■ EXERCISE: Look at the entries below and reproduce them exactly.

Start of WORKING DATA

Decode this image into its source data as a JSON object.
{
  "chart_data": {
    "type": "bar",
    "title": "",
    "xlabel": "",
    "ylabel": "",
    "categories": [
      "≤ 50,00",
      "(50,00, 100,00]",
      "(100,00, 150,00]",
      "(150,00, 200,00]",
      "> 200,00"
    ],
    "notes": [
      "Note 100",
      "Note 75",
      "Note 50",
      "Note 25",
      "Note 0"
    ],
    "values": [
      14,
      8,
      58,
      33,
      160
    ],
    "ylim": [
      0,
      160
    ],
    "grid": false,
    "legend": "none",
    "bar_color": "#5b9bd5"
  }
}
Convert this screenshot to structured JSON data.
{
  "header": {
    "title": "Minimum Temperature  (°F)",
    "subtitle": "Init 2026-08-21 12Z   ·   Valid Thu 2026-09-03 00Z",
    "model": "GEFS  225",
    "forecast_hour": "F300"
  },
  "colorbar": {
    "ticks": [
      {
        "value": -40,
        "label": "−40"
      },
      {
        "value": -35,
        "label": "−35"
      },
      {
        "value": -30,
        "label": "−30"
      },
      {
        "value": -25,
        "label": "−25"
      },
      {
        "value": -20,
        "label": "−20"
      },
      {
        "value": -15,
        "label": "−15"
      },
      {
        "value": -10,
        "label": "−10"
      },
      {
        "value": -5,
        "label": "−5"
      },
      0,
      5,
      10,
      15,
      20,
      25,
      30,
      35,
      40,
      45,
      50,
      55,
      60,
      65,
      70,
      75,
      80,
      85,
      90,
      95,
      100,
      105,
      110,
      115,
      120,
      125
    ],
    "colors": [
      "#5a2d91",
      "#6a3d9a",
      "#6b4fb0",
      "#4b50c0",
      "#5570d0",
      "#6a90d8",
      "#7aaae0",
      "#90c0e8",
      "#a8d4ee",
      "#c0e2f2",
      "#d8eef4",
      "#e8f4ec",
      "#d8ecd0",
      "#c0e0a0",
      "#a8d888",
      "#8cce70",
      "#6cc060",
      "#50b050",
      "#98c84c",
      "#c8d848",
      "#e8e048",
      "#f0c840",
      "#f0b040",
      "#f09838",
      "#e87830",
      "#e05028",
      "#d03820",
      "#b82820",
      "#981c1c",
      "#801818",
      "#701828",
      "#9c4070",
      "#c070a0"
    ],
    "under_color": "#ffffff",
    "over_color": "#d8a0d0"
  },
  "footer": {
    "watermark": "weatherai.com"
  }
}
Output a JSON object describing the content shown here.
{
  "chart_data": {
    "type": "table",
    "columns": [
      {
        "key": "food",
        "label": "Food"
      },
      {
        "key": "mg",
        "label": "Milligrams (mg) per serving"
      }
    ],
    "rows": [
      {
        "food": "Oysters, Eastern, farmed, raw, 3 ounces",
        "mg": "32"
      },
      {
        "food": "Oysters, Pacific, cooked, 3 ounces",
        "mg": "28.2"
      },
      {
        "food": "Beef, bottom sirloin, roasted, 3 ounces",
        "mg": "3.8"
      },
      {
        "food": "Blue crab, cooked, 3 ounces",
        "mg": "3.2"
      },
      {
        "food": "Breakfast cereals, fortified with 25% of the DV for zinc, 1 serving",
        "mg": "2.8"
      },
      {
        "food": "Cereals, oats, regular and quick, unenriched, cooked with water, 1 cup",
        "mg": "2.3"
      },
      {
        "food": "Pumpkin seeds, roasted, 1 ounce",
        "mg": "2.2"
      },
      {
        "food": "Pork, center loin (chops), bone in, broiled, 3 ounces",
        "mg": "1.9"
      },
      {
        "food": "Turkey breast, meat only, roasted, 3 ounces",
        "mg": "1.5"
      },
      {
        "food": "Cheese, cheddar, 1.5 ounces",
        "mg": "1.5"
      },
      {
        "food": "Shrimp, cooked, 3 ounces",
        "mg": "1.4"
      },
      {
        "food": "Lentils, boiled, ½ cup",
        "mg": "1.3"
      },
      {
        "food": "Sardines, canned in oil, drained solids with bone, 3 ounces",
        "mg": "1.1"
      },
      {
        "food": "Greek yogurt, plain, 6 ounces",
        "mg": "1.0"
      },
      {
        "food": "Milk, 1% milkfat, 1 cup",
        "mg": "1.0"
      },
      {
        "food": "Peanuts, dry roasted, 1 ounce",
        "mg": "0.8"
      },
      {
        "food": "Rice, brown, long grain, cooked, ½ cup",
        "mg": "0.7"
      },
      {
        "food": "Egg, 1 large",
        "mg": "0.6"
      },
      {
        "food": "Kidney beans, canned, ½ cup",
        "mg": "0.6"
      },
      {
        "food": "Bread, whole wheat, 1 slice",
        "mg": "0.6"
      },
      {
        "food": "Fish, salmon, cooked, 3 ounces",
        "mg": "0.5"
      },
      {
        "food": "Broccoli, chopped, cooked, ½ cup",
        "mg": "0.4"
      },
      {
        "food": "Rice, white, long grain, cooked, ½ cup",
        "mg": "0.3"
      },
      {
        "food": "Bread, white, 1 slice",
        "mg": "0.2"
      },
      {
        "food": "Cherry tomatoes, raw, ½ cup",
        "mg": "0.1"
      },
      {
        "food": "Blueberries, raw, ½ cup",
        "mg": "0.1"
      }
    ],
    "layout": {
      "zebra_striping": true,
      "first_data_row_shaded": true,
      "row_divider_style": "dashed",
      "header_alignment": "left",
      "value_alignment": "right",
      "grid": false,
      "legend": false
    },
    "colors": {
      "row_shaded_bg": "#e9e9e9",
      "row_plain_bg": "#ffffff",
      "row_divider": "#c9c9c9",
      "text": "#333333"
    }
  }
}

End of WORKING DATA

■ EXERCISE ANSWER:
Decode this image into its source data as a JSON object.
{
  "chart_data": {
    "type": "bar",
    "title": "",
    "xlabel": "",
    "ylabel": "",
    "categories": [
      "≤ 50,00",
      "(50,00, 100,00]",
      "(100,00, 150,00]",
      "(150,00, 200,00]",
      "> 200,00"
    ],
    "notes": [
      "Note 100",
      "Note 75",
      "Note 50",
      "Note 25",
      "Note 0"
    ],
    "values": [
      14,
      8,
      58,
      33,
      160
    ],
    "ylim": [
      0,
      160
    ],
    "grid": false,
    "legend": "none",
    "bar_color": "#5b9bd5"
  }
}
Convert this screenshot to structured JSON data.
{
  "header": {
    "title": "Minimum Temperature  (°F)",
    "subtitle": "Init 2026-08-21 12Z   ·   Valid Thu 2026-09-03 00Z",
    "model": "GEFS  225",
    "forecast_hour": "F300"
  },
  "colorbar": {
    "ticks": [
      {
        "value": -40,
        "label": "−40"
      },
      {
        "value": -35,
        "label": "−35"
      },
      {
        "value": -30,
        "label": "−30"
      },
      {
        "value": -25,
        "label": "−25"
      },
      {
        "value": -20,
        "label": "−20"
      },
      {
        "value": -15,
        "label": "−15"
      },
      {
        "value": -10,
        "label": "−10"
      },
      {
        "value": -5,
        "label": "−5"
      },
      0,
      5,
      10,
      15,
      20,
      25,
      30,
      35,
      40,
      45,
      50,
      55,
      60,
      65,
      70,
      75,
      80,
      85,
      90,
      95,
      100,
      105,
      110,
      115,
      120,
      125
    ],
    "colors": [
      "#5a2d91",
      "#6a3d9a",
      "#6b4fb0",
      "#4b50c0",
      "#5570d0",
      "#6a90d8",
      "#7aaae0",
      "#90c0e8",
      "#a8d4ee",
      "#c0e2f2",
      "#d8eef4",
      "#e8f4ec",
      "#d8ecd0",
      "#c0e0a0",
      "#a8d888",
      "#8cce70",
      "#6cc060",
      "#50b050",
      "#98c84c",
      "#c8d848",
      "#e8e048",
      "#f0c840",
      "#f0b040",
      "#f09838",
      "#e87830",
      "#e05028",
      "#d03820",
      "#b82820",
      "#981c1c",
      "#801818",
      "#701828",
      "#9c4070",
      "#c070a0"
    ],
    "under_color": "#ffffff",
    "over_color": "#d8a0d0"
  },
  "footer": {
    "watermark": "weatherai.com"
  }
}
Output a JSON object describing the content shown here.
{
  "chart_data": {
    "type": "table",
    "columns": [
      {
        "key": "food",
        "label": "Food"
      },
      {
        "key": "mg",
        "label": "Milligrams (mg) per serving"
      }
    ],
    "rows": [
      {
        "food": "Oysters, Eastern, farmed, raw, 3 ounces",
        "mg": "32"
      },
      {
        "food": "Oysters, Pacific, cooked, 3 ounces",
        "mg": "28.2"
      },
      {
        "food": "Beef, bottom sirloin, roasted, 3 ounces",
        "mg": "3.8"
      },
      {
        "food": "Blue crab, cooked, 3 ounces",
        "mg": "3.2"
      },
      {
        "food": "Breakfast cereals, fortified with 25% of the DV for zinc, 1 serving",
        "mg": "2.8"
      },
      {
        "food": "Cereals, oats, regular and quick, unenriched, cooked with water, 1 cup",
        "mg": "2.3"
      },
      {
        "food": "Pumpkin seeds, roasted, 1 ounce",
        "mg": "2.2"
      },
      {
        "food": "Pork, center loin (chops), bone in, broiled, 3 ounces",
        "mg": "1.9"
      },
      {
        "food": "Turkey breast, meat only, roasted, 3 ounces",
        "mg": "1.5"
      },
      {
        "food": "Cheese, cheddar, 1.5 ounces",
        "mg": "1.5"
      },
      {
        "food": "Shrimp, cooked, 3 ounces",
        "mg": "1.4"
      },
      {
        "food": "Lentils, boiled, ½ cup",
        "mg": "1.3"
      },
      {
        "food": "Sardines, canned in oil, drained solids with bone, 3 ounces",
        "mg": "1.1"
      },
      {
        "food": "Greek yogurt, plain, 6 ounces",
        "mg": "1.0"
      },
      {
        "food": "Milk, 1% milkfat, 1 cup",
        "mg": "1.0"
      },
      {
        "food": "Peanuts, dry roasted, 1 ounce",
        "mg": "0.8"
      },
      {
        "food": "Rice, brown, long grain, cooked, ½ cup",
        "mg": "0.7"
      },
      {
        "food": "Egg, 1 large",
        "mg": "0.6"
      },
      {
        "food": "Kidney beans, canned, ½ cup",
        "mg": "0.6"
      },
      {
        "food": "Bread, whole wheat, 1 slice",
        "mg": "0.6"
      },
      {
        "food": "Fish, salmon, cooked, 3 ounces",
        "mg": "0.5"
      },
      {
        "food": "Broccoli, chopped, cooked, ½ cup",
        "mg": "0.4"
      },
      {
        "food": "Rice, white, long grain, cooked, ½ cup",
        "mg": "0.3"
      },
      {
        "food": "Bread, white, 1 slice",
        "mg": "0.2"
      },
      {
        "food": "Cherry tomatoes, raw, ½ cup",
        "mg": "0.1"
      },
      {
        "food": "Blueberries, raw, ½ cup",
        "mg": "0.1"
      }
    ],
    "layout": {
      "zebra_striping": true,
      "first_data_row_shaded": true,
      "row_divider_style": "dashed",
      "header_alignment": "left",
      "value_alignment": "right",
      "grid": false,
      "legend": false
    },
    "colors": {
      "row_shaded_bg": "#e9e9e9",
      "row_plain_bg": "#ffffff",
      "row_divider": "#c9c9c9",
      "text": "#333333"
    }
  }
}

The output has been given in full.